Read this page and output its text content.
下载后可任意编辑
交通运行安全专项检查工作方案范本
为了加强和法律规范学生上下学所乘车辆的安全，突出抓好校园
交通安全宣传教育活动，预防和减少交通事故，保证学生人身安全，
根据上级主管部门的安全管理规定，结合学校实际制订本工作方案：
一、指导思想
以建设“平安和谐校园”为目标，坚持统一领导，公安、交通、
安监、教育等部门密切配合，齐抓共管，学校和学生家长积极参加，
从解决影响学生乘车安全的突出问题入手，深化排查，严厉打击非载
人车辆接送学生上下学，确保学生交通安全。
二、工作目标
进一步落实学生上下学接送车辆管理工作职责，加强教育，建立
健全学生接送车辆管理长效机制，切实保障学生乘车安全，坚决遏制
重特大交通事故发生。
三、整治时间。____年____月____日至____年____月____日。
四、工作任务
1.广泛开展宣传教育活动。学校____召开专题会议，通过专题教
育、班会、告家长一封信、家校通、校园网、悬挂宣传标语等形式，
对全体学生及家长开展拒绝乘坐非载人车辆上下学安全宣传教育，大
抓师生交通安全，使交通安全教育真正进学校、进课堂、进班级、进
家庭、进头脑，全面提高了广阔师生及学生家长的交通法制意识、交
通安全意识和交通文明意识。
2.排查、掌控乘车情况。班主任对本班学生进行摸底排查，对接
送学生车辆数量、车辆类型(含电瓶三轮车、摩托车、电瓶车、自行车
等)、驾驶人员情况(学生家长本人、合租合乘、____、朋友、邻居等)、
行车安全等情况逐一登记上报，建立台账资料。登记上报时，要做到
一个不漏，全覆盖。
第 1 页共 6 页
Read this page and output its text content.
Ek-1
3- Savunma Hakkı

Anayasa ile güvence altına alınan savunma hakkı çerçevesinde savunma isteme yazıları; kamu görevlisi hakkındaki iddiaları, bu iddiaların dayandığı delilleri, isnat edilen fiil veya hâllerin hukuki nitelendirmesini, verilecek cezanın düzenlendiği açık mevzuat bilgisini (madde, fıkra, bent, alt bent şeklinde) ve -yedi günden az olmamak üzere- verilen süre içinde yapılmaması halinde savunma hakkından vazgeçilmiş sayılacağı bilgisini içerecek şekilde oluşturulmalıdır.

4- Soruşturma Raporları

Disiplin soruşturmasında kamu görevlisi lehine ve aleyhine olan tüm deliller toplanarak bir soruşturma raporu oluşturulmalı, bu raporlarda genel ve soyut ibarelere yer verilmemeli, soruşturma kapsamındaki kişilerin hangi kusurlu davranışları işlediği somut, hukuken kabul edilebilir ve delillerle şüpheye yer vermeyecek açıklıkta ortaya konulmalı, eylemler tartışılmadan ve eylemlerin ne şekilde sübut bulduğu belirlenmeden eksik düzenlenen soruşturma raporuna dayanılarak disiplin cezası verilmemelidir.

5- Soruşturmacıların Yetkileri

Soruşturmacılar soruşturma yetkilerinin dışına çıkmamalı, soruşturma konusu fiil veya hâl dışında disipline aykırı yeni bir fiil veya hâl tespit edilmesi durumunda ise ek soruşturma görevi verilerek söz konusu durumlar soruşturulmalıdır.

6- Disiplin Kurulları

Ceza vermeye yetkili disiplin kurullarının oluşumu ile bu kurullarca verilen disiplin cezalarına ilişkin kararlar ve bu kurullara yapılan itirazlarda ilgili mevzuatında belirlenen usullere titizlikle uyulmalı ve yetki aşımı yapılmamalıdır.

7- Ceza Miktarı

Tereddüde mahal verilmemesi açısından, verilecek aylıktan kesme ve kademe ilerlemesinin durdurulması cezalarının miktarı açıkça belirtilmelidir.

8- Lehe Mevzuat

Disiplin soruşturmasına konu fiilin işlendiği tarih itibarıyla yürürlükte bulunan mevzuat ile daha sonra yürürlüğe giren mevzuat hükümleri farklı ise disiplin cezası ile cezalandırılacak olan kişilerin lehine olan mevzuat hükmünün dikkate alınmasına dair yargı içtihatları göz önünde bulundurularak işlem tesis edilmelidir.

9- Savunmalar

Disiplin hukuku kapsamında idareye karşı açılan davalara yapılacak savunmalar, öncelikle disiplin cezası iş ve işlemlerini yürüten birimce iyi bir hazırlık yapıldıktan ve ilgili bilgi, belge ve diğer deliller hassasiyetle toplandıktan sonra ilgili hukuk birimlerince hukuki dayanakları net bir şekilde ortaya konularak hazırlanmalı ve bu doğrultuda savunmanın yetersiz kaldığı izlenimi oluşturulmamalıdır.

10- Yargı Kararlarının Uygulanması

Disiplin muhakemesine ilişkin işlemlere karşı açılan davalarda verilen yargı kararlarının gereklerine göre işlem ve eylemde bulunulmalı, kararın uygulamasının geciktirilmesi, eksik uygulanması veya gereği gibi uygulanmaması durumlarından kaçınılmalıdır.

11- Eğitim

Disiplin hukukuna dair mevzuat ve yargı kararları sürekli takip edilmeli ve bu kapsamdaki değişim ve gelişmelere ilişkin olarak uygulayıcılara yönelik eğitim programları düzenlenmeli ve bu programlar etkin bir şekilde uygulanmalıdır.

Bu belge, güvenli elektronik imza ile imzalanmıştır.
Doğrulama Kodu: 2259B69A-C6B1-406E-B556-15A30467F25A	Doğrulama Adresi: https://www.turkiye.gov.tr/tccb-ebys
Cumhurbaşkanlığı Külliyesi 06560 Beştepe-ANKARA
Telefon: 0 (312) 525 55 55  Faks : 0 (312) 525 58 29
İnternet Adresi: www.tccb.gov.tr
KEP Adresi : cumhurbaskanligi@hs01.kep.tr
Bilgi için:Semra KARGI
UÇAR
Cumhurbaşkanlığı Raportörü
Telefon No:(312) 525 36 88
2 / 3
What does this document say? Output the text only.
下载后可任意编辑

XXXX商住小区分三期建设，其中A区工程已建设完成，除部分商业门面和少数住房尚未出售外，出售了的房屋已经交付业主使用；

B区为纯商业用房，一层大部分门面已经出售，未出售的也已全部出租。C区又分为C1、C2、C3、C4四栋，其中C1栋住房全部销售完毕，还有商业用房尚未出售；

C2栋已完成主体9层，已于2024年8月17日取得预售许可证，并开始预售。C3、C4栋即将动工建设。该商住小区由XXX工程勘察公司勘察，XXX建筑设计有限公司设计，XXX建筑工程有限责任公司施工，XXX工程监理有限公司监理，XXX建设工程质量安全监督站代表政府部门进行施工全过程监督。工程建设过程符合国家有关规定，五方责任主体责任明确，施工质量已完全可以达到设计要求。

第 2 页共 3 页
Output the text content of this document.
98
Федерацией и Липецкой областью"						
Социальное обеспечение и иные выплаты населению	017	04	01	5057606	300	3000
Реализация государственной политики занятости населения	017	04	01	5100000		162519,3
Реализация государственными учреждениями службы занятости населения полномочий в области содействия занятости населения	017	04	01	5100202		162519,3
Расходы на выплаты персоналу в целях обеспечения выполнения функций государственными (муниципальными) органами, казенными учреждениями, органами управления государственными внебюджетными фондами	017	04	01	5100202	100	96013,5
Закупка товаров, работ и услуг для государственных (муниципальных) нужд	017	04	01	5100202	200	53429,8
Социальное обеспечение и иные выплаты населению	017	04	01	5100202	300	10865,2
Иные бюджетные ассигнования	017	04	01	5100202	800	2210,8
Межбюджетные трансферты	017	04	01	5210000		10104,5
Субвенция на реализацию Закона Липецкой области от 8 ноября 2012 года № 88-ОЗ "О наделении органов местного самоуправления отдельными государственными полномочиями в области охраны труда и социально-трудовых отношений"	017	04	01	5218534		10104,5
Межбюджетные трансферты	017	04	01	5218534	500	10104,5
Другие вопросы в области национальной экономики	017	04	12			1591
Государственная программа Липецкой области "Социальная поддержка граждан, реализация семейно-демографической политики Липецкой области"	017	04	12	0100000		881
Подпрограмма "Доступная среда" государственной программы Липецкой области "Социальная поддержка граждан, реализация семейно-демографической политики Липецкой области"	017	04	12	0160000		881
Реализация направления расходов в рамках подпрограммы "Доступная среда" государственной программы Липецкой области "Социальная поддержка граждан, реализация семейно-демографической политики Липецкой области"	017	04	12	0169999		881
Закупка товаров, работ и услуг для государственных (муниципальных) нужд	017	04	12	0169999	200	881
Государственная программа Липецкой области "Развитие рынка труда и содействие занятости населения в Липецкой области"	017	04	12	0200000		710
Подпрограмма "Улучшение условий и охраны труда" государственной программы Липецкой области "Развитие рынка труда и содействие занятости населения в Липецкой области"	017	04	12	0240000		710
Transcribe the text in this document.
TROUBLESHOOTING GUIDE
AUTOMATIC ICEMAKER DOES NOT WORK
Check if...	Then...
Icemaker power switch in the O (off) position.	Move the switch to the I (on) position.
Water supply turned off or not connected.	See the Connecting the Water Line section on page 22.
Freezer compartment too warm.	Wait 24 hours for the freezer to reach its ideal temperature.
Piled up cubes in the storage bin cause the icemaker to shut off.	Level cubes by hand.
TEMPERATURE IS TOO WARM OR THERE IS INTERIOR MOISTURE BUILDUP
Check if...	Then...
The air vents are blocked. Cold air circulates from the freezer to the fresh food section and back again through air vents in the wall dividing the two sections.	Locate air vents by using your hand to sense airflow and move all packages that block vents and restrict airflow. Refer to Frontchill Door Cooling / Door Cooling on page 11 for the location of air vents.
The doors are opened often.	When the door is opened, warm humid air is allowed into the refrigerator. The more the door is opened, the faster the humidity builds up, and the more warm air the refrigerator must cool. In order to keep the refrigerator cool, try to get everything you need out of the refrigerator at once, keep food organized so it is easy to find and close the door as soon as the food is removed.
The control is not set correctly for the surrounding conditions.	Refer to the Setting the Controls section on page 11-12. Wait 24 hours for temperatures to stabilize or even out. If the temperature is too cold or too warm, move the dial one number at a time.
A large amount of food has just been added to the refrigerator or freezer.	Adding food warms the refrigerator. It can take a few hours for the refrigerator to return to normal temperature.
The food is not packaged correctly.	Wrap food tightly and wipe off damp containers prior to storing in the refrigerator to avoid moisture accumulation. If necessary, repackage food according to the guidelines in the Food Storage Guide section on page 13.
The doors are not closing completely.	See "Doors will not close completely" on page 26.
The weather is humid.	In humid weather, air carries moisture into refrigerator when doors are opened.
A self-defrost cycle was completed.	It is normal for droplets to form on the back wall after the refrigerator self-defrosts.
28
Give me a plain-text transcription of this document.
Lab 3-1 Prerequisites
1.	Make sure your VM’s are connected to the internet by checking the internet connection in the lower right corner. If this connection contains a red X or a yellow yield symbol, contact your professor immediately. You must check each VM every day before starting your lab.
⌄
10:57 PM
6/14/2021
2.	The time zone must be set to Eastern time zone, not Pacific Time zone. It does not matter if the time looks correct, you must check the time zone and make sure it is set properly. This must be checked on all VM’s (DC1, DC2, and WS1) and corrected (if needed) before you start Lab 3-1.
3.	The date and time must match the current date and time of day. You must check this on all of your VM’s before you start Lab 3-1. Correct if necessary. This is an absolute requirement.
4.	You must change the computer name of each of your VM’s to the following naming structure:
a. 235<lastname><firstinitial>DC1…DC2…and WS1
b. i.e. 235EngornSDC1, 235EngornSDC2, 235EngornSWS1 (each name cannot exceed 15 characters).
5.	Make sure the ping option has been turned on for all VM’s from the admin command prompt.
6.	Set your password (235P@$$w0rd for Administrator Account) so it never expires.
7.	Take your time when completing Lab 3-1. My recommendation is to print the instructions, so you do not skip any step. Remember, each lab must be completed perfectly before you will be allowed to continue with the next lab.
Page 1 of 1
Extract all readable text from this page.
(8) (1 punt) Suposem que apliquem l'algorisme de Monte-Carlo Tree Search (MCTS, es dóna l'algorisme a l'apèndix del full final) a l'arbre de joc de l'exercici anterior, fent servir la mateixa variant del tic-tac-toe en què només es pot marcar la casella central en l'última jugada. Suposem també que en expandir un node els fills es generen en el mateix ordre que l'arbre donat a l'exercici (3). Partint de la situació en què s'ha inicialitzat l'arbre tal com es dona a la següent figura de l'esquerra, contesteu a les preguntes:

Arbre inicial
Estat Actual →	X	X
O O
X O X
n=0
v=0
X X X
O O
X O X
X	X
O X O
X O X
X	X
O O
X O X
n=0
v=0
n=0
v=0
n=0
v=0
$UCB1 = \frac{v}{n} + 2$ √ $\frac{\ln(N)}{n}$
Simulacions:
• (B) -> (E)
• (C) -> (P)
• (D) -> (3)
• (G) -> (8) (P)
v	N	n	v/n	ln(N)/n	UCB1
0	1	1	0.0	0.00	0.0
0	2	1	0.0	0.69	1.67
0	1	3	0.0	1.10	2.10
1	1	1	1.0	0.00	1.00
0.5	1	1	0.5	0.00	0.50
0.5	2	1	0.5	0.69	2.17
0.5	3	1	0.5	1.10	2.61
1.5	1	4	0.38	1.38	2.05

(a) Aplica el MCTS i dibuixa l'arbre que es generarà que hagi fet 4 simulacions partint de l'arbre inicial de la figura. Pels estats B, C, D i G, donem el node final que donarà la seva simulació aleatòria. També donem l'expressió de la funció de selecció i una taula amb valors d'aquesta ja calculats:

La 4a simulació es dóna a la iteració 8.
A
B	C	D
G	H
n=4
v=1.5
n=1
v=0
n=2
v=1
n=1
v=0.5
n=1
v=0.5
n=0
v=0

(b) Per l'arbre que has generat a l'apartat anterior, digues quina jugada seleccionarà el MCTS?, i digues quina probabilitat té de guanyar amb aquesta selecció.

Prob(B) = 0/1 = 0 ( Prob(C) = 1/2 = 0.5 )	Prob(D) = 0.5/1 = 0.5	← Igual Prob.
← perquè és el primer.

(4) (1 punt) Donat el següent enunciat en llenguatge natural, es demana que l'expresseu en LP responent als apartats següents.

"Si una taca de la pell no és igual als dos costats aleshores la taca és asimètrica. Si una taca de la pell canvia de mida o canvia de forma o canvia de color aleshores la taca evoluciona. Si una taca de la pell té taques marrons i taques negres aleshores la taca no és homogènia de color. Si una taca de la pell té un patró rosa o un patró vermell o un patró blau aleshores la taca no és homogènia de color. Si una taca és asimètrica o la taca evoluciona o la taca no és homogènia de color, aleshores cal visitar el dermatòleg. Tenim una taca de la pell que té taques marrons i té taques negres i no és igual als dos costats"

____

What you have to do:
For each line above that contains the word "нужд", copy that line.

Completed task:
Закупка товаров, работ и услуг для государственных (муниципальных) нужд	017	04	01	5100202	200	53429,8
Закупка товаров, работ и услуг для государственных (муниципальных) нужд	017	04	12	0169999	200	881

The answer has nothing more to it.